PERRO COME PERRO. Dirección: Carlos Moreno. Guión: Carlos Moreno y Alonso Torres. Fotografía: Juan Carlos Gil. Montaje: Felipe Guerrero, Santiago Palau y Carlos Moreno. Dirección de arte: Jaime Luna. Vestuario Luz H. Cárdenas. Música original: Sultana. Principales actores: Marlon Moreno, Óscar Borda, Álvaro Rodríguez, Blas Jaramillo, Andrés Toro, Hansel Camacho, Paulina Rivas, Diego Quijano, Julián Caicedo, Rodrigo Vélez y Gianina Arana.
Colombia, 2007.
97’
Cuando la historia se narra en sus paisajes
Cine negro bien rodado y mejor interpretado, acción e intriga que se acercan a la realidad. Último y de los pocos filmes de un gran actor: Blas Jaramillo
BERNARDO ROMERO
HUELVA.- Hará un par de meses que murió un grande de las tablas colombianas, Blas Jaramillo. Aquí le recordamos por su papel en “Satanás”, que compitió en Huelva el pasado año y que llegó a ser nominada en Colombia para optar al Óscar a la mejor película en lengua extranjera de este mismo año. En el país suramericano, “Satanás” batió todas las marcas de taquilla logrados por una película colombiana. Aquí dejó un buen recuerdo entre cinéfilos que gustan del cine de acción, o del cine negro, como estarán encantados con esta “Perro come perro” de Carlos Moreno, una película muy bien rodada y con guiños y claves que se adentran igual en la magia negra que en el mundo de las bandas criminales organizadas, pues en el seno de una de ellas, cuenta el guión, se produce un robo cuyo esclarecimiento pasará por una espiral de violencia.

◆ **Datos del ejercicio**
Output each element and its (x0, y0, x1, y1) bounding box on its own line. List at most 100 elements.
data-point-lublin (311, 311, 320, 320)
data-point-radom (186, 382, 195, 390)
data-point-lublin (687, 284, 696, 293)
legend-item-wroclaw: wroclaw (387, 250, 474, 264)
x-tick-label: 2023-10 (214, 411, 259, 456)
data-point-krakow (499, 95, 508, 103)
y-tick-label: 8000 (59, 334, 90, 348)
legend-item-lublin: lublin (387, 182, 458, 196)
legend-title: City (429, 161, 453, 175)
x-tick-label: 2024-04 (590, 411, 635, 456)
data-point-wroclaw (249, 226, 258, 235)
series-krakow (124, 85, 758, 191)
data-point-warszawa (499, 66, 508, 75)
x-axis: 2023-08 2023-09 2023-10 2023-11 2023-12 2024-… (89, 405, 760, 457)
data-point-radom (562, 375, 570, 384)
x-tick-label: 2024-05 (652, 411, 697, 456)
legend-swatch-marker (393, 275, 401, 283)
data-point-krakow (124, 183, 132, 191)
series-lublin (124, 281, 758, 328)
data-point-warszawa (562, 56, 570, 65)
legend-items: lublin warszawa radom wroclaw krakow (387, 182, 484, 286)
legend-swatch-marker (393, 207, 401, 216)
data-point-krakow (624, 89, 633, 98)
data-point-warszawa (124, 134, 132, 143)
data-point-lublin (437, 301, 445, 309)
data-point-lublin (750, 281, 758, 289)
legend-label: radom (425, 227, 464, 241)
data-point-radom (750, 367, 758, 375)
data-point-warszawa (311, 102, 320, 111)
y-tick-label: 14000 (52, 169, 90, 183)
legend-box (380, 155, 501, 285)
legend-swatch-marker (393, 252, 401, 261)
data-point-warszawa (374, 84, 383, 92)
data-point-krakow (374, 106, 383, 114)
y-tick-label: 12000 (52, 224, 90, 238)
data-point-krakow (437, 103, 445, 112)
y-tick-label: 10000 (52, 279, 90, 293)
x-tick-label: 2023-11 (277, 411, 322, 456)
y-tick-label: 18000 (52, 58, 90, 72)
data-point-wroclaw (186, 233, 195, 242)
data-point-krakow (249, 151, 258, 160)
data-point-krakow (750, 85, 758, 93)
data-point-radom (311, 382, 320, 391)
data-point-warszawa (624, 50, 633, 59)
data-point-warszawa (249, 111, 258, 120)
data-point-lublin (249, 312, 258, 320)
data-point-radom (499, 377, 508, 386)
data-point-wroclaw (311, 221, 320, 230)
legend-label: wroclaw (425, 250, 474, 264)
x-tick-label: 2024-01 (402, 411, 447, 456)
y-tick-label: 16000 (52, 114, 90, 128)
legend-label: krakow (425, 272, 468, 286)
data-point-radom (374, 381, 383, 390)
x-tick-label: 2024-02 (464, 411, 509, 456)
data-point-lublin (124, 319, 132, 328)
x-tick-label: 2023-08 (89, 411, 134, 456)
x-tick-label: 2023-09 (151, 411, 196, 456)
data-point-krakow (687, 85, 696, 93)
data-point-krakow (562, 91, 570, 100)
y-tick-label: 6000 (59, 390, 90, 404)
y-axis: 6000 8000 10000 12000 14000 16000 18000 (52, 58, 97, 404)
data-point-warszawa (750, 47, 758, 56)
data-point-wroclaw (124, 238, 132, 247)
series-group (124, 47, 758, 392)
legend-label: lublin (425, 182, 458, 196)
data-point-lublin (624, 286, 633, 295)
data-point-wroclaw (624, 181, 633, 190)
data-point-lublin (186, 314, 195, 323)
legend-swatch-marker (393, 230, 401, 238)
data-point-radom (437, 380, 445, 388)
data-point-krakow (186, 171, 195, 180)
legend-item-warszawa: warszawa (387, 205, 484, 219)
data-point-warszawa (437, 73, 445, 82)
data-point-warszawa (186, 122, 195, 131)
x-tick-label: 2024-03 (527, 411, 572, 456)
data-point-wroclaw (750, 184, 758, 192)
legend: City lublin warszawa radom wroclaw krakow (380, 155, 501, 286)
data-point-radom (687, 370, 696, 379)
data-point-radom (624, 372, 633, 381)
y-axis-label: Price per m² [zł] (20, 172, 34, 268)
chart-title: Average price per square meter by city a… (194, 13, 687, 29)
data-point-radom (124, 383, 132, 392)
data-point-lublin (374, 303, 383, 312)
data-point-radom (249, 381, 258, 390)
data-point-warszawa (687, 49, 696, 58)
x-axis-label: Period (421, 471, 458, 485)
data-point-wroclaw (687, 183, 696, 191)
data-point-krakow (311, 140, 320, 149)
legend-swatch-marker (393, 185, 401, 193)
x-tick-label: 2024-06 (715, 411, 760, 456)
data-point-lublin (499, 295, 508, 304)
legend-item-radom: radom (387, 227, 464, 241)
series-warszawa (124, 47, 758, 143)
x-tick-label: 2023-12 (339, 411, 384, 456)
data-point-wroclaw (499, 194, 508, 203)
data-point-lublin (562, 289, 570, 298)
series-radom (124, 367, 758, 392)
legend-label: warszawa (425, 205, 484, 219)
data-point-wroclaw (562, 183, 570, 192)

◆ **Ejercicios por resolver**
a) Actualiza el tramo de la reseña que va desde "PERRO COME PERRO." hasta "y Gianina Arana." y escribe "Diseño de vestuario" en lugar de "Vestuario".
b) Según la reseña, ¿qué película batió en Colombia todas las marcas de taquilla logradas por una película colombiana?
Para resolver los ejercicios no hace falta usar las filas.

◆ **Respuestas por ejercicio**
a)
PERRO COME PERRO. Dirección: Carlos Moreno. Guión: Carlos Moreno y Alonso Torres. Fotografía: Juan Carlos Gil. Montaje: Felipe Guerrero, Santiago Palau y Carlos Moreno. Dirección de arte: Jaime Luna. Diseño de vestuario Luz H. Cárdenas. Música original: Sultana. Principales actores: Marlon Moreno, Óscar Borda, Álvaro Rodríguez, Blas Jaramillo, Andrés Toro, Hansel Camacho, Paulina Rivas, Diego Quijano, Julián Caicedo, Rodrigo Vélez y Gianina Arana.

b) «Satanás».